Given records:
* * *

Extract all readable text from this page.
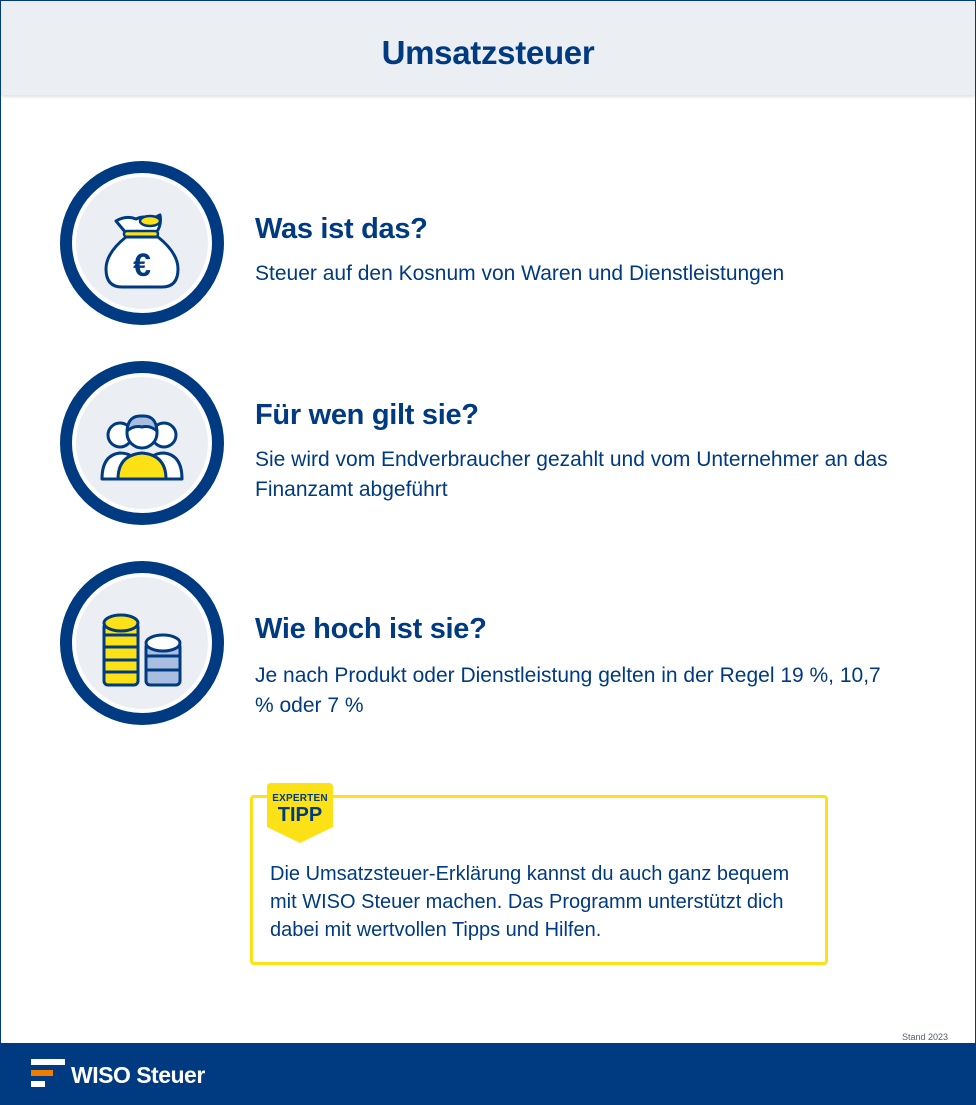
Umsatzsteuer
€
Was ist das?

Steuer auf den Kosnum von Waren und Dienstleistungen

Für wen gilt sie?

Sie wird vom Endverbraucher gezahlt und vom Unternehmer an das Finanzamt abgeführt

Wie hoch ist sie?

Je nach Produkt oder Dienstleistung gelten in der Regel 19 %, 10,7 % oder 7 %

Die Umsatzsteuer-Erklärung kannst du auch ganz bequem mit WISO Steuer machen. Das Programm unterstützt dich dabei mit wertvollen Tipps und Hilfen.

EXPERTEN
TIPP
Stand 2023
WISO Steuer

* * *

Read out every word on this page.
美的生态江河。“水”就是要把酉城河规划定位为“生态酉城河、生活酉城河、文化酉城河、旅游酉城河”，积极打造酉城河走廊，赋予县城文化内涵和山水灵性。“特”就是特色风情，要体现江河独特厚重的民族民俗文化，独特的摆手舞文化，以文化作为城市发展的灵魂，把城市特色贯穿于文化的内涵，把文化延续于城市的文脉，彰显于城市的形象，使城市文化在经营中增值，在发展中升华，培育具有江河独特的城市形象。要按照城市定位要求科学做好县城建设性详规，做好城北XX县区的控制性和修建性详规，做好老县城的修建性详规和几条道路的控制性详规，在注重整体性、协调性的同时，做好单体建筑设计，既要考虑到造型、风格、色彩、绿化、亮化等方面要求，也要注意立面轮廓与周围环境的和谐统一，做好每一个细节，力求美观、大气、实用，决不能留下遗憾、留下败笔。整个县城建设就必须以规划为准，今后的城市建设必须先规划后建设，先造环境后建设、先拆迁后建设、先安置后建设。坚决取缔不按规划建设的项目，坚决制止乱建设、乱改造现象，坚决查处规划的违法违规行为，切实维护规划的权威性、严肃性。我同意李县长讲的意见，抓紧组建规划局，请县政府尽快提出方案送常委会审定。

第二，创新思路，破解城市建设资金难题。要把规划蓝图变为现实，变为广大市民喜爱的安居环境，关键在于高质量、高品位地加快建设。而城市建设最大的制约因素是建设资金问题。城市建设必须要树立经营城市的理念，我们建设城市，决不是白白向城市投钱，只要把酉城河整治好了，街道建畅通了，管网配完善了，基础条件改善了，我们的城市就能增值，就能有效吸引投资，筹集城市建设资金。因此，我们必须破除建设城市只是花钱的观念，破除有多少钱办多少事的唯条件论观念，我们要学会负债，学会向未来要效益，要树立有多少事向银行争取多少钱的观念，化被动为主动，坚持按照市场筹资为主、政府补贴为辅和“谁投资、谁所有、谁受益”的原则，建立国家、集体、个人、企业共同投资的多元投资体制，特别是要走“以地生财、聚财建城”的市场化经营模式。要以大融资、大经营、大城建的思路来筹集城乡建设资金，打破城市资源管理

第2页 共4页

* * *

Job: Copy out every line of the listing that contains the string "page".

The completed task:
Extract all readable text from this page.
Read out every word on this page.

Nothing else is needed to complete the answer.